» Stated task
Of all the lines in the records below, how many hold the word "NOAA"? Give the number alone.

Dataset listings of figures:
***

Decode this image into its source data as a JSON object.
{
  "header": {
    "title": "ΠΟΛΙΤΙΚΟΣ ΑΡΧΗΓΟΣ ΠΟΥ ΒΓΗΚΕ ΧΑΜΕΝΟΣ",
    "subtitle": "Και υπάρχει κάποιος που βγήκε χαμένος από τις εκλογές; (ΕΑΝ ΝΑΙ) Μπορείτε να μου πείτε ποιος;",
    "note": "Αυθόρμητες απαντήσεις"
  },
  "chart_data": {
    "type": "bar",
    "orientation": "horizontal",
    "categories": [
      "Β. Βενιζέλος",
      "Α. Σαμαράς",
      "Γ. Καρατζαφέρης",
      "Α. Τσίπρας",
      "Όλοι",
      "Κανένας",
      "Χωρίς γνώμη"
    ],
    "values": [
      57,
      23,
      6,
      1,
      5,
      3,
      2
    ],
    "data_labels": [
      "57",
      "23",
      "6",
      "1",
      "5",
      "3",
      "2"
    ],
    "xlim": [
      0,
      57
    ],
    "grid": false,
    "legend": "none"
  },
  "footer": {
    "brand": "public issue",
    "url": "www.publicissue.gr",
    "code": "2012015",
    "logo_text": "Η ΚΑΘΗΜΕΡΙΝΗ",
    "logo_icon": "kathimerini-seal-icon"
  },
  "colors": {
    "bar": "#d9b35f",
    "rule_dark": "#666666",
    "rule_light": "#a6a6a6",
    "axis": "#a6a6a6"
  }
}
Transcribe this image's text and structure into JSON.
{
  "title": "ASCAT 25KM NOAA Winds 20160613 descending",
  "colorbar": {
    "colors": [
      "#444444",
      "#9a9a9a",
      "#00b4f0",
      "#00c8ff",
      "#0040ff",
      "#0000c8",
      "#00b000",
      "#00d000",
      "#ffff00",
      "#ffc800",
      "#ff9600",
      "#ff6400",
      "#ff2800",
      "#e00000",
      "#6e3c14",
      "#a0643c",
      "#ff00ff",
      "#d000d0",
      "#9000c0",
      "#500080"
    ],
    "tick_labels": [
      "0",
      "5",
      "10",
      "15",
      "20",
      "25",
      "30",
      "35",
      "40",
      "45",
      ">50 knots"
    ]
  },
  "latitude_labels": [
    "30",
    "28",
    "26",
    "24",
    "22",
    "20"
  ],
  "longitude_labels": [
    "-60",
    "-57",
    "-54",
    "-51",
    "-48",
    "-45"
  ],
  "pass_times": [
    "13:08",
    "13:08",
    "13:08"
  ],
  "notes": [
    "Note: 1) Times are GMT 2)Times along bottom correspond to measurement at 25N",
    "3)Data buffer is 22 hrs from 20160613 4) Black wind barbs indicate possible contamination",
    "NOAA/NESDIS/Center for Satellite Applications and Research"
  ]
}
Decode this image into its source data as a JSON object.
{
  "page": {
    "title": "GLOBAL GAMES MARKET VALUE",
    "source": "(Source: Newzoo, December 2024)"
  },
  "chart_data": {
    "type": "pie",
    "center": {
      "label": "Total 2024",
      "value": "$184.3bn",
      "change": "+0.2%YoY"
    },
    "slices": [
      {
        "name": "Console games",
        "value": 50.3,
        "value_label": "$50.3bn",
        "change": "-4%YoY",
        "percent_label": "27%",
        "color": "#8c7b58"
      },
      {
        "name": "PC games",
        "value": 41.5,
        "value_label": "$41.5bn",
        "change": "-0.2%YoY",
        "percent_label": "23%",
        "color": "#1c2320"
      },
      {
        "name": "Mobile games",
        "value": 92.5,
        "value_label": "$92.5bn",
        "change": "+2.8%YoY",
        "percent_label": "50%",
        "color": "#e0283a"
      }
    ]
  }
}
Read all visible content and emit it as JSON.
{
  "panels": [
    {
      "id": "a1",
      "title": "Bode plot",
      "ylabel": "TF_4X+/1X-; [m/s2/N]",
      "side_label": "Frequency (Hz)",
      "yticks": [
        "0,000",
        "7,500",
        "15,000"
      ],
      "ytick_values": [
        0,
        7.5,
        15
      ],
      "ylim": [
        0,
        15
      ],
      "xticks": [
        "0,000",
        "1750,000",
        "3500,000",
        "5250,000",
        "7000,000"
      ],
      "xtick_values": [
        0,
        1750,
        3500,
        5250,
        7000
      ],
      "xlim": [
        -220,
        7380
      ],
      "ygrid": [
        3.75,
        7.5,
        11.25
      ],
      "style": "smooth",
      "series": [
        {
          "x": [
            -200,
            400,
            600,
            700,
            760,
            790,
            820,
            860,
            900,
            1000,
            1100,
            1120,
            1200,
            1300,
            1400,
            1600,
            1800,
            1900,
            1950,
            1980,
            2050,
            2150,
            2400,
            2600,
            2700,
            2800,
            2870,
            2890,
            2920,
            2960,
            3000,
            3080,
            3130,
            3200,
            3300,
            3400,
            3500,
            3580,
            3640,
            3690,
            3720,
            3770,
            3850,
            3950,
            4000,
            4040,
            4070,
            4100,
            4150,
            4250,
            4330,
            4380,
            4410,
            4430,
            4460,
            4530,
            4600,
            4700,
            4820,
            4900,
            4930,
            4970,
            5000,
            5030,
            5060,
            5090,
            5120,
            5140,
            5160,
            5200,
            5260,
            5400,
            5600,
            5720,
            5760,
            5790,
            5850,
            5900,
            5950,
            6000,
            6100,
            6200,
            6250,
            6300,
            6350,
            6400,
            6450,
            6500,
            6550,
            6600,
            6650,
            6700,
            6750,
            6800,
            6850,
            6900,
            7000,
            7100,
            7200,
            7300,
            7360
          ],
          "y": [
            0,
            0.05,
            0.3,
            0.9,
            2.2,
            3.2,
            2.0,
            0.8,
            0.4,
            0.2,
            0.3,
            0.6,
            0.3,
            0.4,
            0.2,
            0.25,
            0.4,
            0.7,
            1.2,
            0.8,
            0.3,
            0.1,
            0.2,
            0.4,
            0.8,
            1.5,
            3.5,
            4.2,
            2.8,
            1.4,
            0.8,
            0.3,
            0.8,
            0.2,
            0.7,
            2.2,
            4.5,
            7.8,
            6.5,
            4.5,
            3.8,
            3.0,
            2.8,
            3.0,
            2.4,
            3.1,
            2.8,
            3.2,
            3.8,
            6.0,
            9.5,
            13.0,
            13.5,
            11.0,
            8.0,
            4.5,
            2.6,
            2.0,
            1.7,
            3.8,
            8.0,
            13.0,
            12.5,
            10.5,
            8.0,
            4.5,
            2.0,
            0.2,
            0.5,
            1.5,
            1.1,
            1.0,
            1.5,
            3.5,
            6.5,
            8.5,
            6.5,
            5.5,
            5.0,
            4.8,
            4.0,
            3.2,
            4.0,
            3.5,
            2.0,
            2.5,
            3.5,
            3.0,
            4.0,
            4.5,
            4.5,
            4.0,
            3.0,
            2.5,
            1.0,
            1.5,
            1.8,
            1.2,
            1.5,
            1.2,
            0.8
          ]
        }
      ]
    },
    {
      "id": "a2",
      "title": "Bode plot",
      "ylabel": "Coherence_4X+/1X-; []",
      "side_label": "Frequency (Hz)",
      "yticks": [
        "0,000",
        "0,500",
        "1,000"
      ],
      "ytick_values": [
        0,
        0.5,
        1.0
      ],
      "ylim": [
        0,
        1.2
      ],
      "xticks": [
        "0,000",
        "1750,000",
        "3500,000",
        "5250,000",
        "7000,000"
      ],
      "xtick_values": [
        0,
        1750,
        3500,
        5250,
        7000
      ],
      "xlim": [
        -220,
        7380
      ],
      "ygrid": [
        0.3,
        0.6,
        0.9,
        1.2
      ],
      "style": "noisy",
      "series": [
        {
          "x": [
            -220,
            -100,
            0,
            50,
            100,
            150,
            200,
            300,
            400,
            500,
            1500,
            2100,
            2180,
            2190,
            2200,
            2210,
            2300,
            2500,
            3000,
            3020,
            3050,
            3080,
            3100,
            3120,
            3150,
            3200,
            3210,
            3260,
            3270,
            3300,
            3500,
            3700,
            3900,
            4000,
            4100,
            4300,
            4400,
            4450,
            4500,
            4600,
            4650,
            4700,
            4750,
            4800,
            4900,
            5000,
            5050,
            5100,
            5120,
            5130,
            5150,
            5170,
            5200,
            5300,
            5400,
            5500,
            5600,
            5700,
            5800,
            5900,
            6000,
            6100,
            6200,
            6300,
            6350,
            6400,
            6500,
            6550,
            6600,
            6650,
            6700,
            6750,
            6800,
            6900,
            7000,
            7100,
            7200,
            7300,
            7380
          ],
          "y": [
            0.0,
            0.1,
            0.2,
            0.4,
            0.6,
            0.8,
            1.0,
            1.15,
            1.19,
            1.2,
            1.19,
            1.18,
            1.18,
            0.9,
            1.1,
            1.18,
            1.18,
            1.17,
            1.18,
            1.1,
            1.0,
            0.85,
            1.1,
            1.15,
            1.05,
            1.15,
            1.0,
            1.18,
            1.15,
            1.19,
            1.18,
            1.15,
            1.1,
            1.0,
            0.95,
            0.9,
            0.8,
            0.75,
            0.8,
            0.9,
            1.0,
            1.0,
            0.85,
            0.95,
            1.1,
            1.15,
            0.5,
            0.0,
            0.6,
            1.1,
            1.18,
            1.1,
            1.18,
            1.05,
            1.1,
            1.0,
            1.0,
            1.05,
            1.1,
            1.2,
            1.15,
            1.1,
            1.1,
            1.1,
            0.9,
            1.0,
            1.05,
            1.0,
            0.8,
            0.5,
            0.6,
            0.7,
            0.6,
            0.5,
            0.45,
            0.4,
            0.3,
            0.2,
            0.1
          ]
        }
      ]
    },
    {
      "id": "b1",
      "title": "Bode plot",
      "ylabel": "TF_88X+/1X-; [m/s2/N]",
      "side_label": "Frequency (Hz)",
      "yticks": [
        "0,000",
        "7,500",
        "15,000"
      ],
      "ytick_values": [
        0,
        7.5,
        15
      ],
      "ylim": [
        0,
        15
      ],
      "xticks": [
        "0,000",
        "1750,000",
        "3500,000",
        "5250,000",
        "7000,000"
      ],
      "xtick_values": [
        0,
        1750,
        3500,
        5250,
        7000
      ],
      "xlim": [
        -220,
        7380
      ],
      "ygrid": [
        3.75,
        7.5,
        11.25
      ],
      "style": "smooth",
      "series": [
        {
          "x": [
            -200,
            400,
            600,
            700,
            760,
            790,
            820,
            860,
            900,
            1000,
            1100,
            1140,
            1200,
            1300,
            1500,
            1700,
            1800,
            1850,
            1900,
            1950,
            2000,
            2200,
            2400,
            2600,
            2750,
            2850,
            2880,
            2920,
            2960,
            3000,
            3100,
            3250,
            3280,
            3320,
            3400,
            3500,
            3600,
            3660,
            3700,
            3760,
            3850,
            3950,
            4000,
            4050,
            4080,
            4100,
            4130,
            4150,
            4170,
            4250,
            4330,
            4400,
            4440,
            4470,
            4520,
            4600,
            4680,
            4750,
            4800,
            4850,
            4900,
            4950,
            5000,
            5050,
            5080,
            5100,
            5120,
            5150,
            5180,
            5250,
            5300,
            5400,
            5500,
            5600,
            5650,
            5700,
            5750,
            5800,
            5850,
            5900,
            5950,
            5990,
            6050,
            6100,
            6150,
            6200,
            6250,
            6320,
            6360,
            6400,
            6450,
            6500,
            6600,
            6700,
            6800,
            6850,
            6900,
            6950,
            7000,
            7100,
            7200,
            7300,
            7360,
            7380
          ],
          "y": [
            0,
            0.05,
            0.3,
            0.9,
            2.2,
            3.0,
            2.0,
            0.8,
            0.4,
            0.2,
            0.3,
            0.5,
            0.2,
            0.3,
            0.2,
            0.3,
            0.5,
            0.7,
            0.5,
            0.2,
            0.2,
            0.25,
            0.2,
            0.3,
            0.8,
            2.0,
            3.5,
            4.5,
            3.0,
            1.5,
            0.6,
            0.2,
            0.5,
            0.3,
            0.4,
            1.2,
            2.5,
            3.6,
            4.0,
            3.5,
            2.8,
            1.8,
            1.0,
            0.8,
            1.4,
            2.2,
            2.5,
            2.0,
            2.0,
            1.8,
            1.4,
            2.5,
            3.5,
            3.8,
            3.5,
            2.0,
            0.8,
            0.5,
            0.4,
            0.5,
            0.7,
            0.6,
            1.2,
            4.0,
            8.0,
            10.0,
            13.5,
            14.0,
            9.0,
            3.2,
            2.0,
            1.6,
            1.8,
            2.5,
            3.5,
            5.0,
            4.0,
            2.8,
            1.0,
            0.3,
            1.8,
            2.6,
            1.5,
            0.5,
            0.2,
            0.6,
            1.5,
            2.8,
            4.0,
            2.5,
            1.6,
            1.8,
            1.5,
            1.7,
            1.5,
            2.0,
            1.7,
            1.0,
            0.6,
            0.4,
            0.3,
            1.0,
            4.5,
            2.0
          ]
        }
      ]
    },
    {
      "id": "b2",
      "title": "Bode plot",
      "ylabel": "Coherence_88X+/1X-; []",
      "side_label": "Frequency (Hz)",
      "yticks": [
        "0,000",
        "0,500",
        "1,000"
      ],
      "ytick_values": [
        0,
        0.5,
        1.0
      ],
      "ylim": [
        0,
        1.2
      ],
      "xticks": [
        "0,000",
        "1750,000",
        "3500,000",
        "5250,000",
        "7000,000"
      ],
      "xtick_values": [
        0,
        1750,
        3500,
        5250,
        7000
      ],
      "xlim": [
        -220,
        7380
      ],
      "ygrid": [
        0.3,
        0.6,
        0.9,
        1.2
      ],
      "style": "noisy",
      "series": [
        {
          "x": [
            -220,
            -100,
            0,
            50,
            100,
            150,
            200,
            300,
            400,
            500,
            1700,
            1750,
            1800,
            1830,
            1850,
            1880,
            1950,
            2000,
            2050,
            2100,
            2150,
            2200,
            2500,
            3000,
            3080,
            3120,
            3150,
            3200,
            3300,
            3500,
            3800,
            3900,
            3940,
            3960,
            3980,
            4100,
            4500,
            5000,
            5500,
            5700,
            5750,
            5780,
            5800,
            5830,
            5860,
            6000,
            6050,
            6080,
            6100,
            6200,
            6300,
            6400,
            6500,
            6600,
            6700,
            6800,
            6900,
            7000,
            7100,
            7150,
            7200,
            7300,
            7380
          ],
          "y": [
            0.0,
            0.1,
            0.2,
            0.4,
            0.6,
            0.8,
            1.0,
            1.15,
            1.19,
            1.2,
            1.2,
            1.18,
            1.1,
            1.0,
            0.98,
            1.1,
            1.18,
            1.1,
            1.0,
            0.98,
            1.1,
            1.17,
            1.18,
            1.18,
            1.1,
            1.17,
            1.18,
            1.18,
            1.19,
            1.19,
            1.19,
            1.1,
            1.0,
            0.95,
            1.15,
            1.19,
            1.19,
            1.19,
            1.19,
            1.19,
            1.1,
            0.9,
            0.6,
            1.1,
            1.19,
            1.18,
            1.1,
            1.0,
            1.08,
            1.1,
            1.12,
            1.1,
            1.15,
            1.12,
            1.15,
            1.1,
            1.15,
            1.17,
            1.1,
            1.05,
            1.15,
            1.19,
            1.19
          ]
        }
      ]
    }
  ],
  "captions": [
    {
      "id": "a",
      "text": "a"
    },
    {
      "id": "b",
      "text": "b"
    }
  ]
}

***

» Solution to this exercise
2